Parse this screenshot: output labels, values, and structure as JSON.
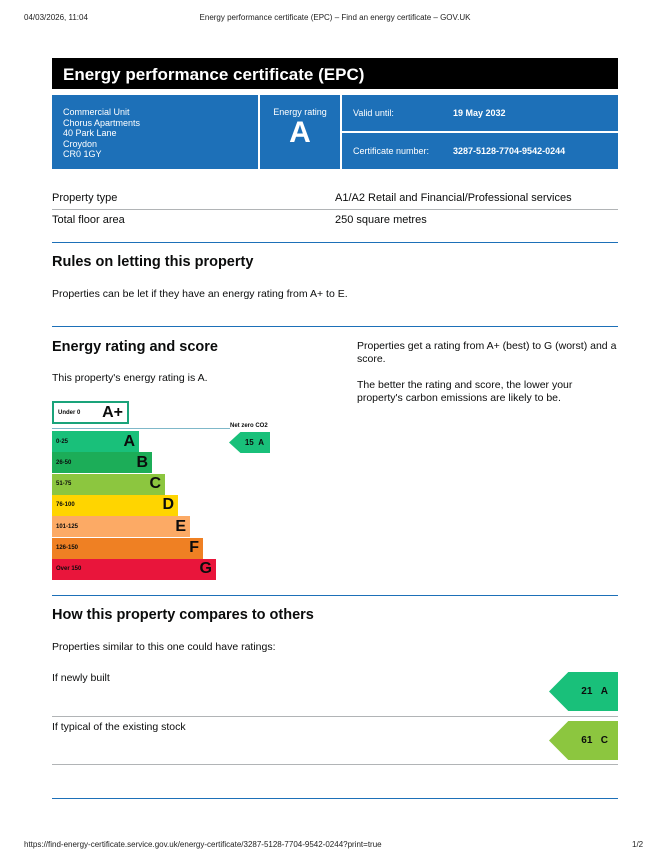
{
  "browser": {
    "datetime": "04/03/2026, 11:04",
    "page_title": "Energy performance certificate (EPC) – Find an energy certificate – GOV.UK",
    "url": "https://find-energy-certificate.service.gov.uk/energy-certificate/3287-5128-7704-9542-0244?print=true",
    "page": "1/2"
  },
  "title": "Energy performance certificate (EPC)",
  "address": [
    "Commercial Unit",
    "Chorus Apartments",
    "40 Park Lane",
    "Croydon",
    "CR0 1GY"
  ],
  "rating": {
    "label": "Energy rating",
    "value": "A"
  },
  "valid": {
    "label": "Valid until:",
    "value": "19 May 2032"
  },
  "cert": {
    "label": "Certificate number:",
    "value": "3287-5128-7704-9542-0244"
  },
  "props": [
    {
      "k": "Property type",
      "v": "A1/A2 Retail and Financial/Professional services"
    },
    {
      "k": "Total floor area",
      "v": "250 square metres"
    }
  ],
  "letting": {
    "heading": "Rules on letting this property",
    "text": "Properties can be let if they have an energy rating from A+ to E."
  },
  "score": {
    "heading": "Energy rating and score",
    "text": "This property's energy rating is A.",
    "side1": "Properties get a rating from A+ (best) to G (worst) and a score.",
    "side2": "The better the rating and score, the lower your property's carbon emissions are likely to be."
  },
  "scale": {
    "aplus": {
      "range": "Under 0",
      "letter": "A+",
      "color": "#1aa37a"
    },
    "netzero": "Net zero CO2",
    "bands": [
      {
        "range": "0-25",
        "letter": "A",
        "color": "#19c07a"
      },
      {
        "range": "26-50",
        "letter": "B",
        "color": "#1cad58"
      },
      {
        "range": "51-75",
        "letter": "C",
        "color": "#8cc63f"
      },
      {
        "range": "76-100",
        "letter": "D",
        "color": "#ffd500"
      },
      {
        "range": "101-125",
        "letter": "E",
        "color": "#fcaa65"
      },
      {
        "range": "126-150",
        "letter": "F",
        "color": "#ef8023"
      },
      {
        "range": "Over 150",
        "letter": "G",
        "color": "#e9153b"
      }
    ],
    "current": {
      "score": "15",
      "letter": "A"
    }
  },
  "compare": {
    "heading": "How this property compares to others",
    "text": "Properties similar to this one could have ratings:",
    "rows": [
      {
        "label": "If newly built",
        "score": "21",
        "letter": "A",
        "color": "#19c07a"
      },
      {
        "label": "If typical of the existing stock",
        "score": "61",
        "letter": "C",
        "color": "#8cc63f"
      }
    ]
  }
}
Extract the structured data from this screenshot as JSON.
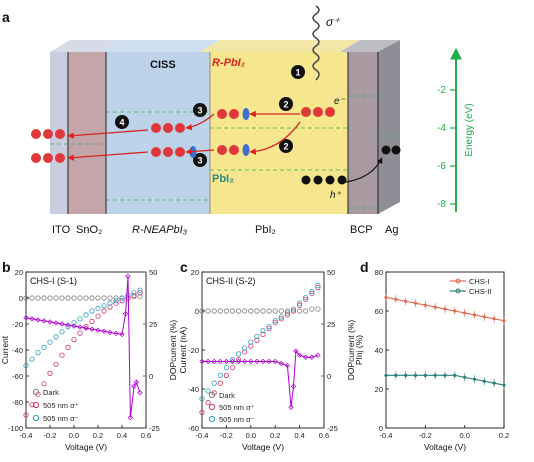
{
  "panels": {
    "a": {
      "label": "a",
      "layers": [
        "ITO",
        "SnO₂",
        "R-NEAPbI₃",
        "PbI₂",
        "BCP",
        "Ag"
      ],
      "ciss_label": "CISS",
      "rpbi2_label": "R-PbI₂",
      "pbi2_label": "PbI₂",
      "sigma_label": "σ⁺",
      "electron_label": "e⁻",
      "hole_label": "h⁺",
      "steps": [
        "1",
        "2",
        "2",
        "3",
        "3",
        "4"
      ],
      "energy_axis_label": "Energy (eV)",
      "energy_ticks": [
        "-2",
        "-4",
        "-6",
        "-8"
      ]
    },
    "b": {
      "label": "b",
      "title": "CHS-I (S-1)",
      "x_ticks": [
        "-0.4",
        "-0.2",
        "0.0",
        "0.2",
        "0.4",
        "0.6"
      ],
      "y_ticks": [
        "20",
        "0",
        "-20",
        "-40",
        "-60",
        "-80",
        "-100"
      ],
      "y2_ticks": [
        "50",
        "25",
        "0",
        "-25"
      ],
      "xlabel": "Voltage (V)",
      "ylabel": "Current",
      "y2label": "DOPcurrent (%)",
      "legend": [
        "Dark",
        "505 nm σ⁺",
        "505 nm σ⁻"
      ]
    },
    "c": {
      "label": "c",
      "title": "CHS-II (S-2)",
      "x_ticks": [
        "-0.4",
        "-0.2",
        "0.0",
        "0.2",
        "0.4",
        "0.6"
      ],
      "y_ticks": [
        "20",
        "0",
        "-20",
        "-40",
        "-60"
      ],
      "y2_ticks": [
        "50",
        "25",
        "0",
        "-25"
      ],
      "xlabel": "Voltage (V)",
      "ylabel": "Current (nA)",
      "y2label": "DOPcurrent (%)",
      "legend": [
        "Dark",
        "505 nm σ⁺",
        "505 nm σ⁻"
      ]
    },
    "d": {
      "label": "d",
      "x_ticks": [
        "-0.4",
        "-0.2",
        "0.0",
        "0.2"
      ],
      "y_ticks": [
        "80",
        "60",
        "40",
        "20",
        "0"
      ],
      "xlabel": "Voltage (V)",
      "ylabel": "PInj (%)",
      "legend": [
        "CHS-I",
        "CHS-II"
      ]
    }
  },
  "colors": {
    "dark": "#808080",
    "sigma_plus": "#d6336c",
    "sigma_minus": "#2a9fc0",
    "dop": "#b000d0",
    "chs1": "#e46a52",
    "chs2": "#2a7f7a",
    "energy_axis": "#1fae4b",
    "red_arrow": "#d8231f"
  },
  "chart_data": [
    {
      "panel": "b",
      "type": "scatter",
      "title": "CHS-I (S-1)",
      "xlabel": "Voltage (V)",
      "ylabel": "Current",
      "y2label": "DOPcurrent (%)",
      "xlim": [
        -0.4,
        0.6
      ],
      "ylim": [
        -100,
        20
      ],
      "y2lim": [
        -25,
        50
      ],
      "series": [
        {
          "name": "Dark",
          "x": [
            -0.4,
            -0.35,
            -0.3,
            -0.25,
            -0.2,
            -0.15,
            -0.1,
            -0.05,
            0,
            0.05,
            0.1,
            0.15,
            0.2,
            0.25,
            0.3,
            0.35,
            0.4,
            0.45,
            0.5,
            0.55
          ],
          "y": [
            0,
            0,
            0,
            0,
            0,
            0,
            0,
            0,
            0,
            0,
            0,
            0,
            0,
            0,
            0,
            0,
            0,
            0,
            1,
            1
          ]
        },
        {
          "name": "505 nm σ⁺",
          "x": [
            -0.4,
            -0.35,
            -0.3,
            -0.25,
            -0.2,
            -0.15,
            -0.1,
            -0.05,
            0,
            0.05,
            0.1,
            0.15,
            0.2,
            0.25,
            0.3,
            0.35,
            0.4,
            0.45,
            0.5,
            0.55
          ],
          "y": [
            -90,
            -82,
            -74,
            -66,
            -58,
            -51,
            -44,
            -38,
            -32,
            -27,
            -22,
            -18,
            -14,
            -10,
            -7,
            -4,
            -2,
            0,
            2,
            4
          ]
        },
        {
          "name": "505 nm σ⁻",
          "x": [
            -0.4,
            -0.35,
            -0.3,
            -0.25,
            -0.2,
            -0.15,
            -0.1,
            -0.05,
            0,
            0.05,
            0.1,
            0.15,
            0.2,
            0.25,
            0.3,
            0.35,
            0.4,
            0.45,
            0.5,
            0.55
          ],
          "y": [
            -52,
            -47,
            -42,
            -38,
            -34,
            -30,
            -26,
            -22,
            -19,
            -16,
            -13,
            -10,
            -8,
            -6,
            -4,
            -2,
            0,
            2,
            4,
            6
          ]
        },
        {
          "name": "DOPcurrent",
          "axis": "right",
          "x": [
            -0.4,
            -0.35,
            -0.3,
            -0.25,
            -0.2,
            -0.15,
            -0.1,
            -0.05,
            0,
            0.05,
            0.1,
            0.15,
            0.2,
            0.25,
            0.3,
            0.35,
            0.4,
            0.43,
            0.45,
            0.47,
            0.5,
            0.52,
            0.55
          ],
          "y": [
            28,
            27.5,
            27,
            26.5,
            26,
            25.5,
            25,
            24.5,
            24,
            23.5,
            23,
            22.5,
            22,
            21.5,
            21,
            20.5,
            20,
            30,
            48,
            -20,
            -5,
            -3,
            -8
          ]
        }
      ]
    },
    {
      "panel": "c",
      "type": "scatter",
      "title": "CHS-II (S-2)",
      "xlabel": "Voltage (V)",
      "ylabel": "Current (nA)",
      "y2label": "DOPcurrent (%)",
      "xlim": [
        -0.4,
        0.6
      ],
      "ylim": [
        -60,
        20
      ],
      "y2lim": [
        -25,
        50
      ],
      "series": [
        {
          "name": "Dark",
          "x": [
            -0.4,
            -0.35,
            -0.3,
            -0.25,
            -0.2,
            -0.15,
            -0.1,
            -0.05,
            0,
            0.05,
            0.1,
            0.15,
            0.2,
            0.25,
            0.3,
            0.35,
            0.4,
            0.45,
            0.5,
            0.55
          ],
          "y": [
            0,
            0,
            0,
            0,
            0,
            0,
            0,
            0,
            0,
            0,
            0,
            0,
            0,
            0,
            0,
            0,
            0,
            0,
            1,
            1
          ]
        },
        {
          "name": "505 nm σ⁺",
          "x": [
            -0.4,
            -0.35,
            -0.3,
            -0.25,
            -0.2,
            -0.15,
            -0.1,
            -0.05,
            0,
            0.05,
            0.1,
            0.15,
            0.2,
            0.25,
            0.3,
            0.35,
            0.4,
            0.45,
            0.5,
            0.55
          ],
          "y": [
            -52,
            -47,
            -42,
            -37,
            -33,
            -29,
            -25,
            -21,
            -18,
            -15,
            -12,
            -9,
            -6,
            -4,
            -2,
            0,
            3,
            6,
            9,
            12
          ]
        },
        {
          "name": "505 nm σ⁻",
          "x": [
            -0.4,
            -0.35,
            -0.3,
            -0.25,
            -0.2,
            -0.15,
            -0.1,
            -0.05,
            0,
            0.05,
            0.1,
            0.15,
            0.2,
            0.25,
            0.3,
            0.35,
            0.4,
            0.45,
            0.5,
            0.55
          ],
          "y": [
            -45,
            -41,
            -37,
            -33,
            -29,
            -25,
            -22,
            -19,
            -16,
            -13,
            -10,
            -8,
            -5,
            -3,
            -1,
            1,
            4,
            7,
            10,
            13
          ]
        },
        {
          "name": "DOPcurrent",
          "axis": "right",
          "x": [
            -0.4,
            -0.35,
            -0.3,
            -0.25,
            -0.2,
            -0.15,
            -0.1,
            -0.05,
            0,
            0.05,
            0.1,
            0.15,
            0.2,
            0.25,
            0.3,
            0.33,
            0.35,
            0.37,
            0.4,
            0.45,
            0.5,
            0.55
          ],
          "y": [
            7,
            7,
            7,
            7,
            7,
            7,
            7,
            7,
            7,
            7,
            7,
            7,
            7,
            6,
            5,
            -15,
            -5,
            12,
            10,
            9,
            9,
            10
          ]
        }
      ]
    },
    {
      "panel": "d",
      "type": "line",
      "xlabel": "Voltage (V)",
      "ylabel": "PInj (%)",
      "xlim": [
        -0.4,
        0.2
      ],
      "ylim": [
        0,
        80
      ],
      "series": [
        {
          "name": "CHS-I",
          "x": [
            -0.4,
            -0.35,
            -0.3,
            -0.25,
            -0.2,
            -0.15,
            -0.1,
            -0.05,
            0,
            0.05,
            0.1,
            0.15,
            0.2
          ],
          "y": [
            67,
            66,
            65,
            64,
            63,
            62,
            61,
            60,
            59,
            58,
            57,
            56,
            55
          ]
        },
        {
          "name": "CHS-II",
          "x": [
            -0.4,
            -0.35,
            -0.3,
            -0.25,
            -0.2,
            -0.15,
            -0.1,
            -0.05,
            0,
            0.05,
            0.1,
            0.15,
            0.2
          ],
          "y": [
            27,
            27,
            27,
            27,
            27,
            27,
            27,
            27,
            26,
            25,
            24,
            23,
            22
          ]
        }
      ]
    }
  ]
}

INSTRUCTIONS TO FOLLOW -
All lines in the data that contain the word "range" should be copied.

TASK OUTPUT -
      "range": "Under 0",
        "range": "0-25",
        "range": "26-50",
        "range": "51-75",
        "range": "76-100",
        "range": "101-125",
        "range": "126-150",
        "range": "Over 150",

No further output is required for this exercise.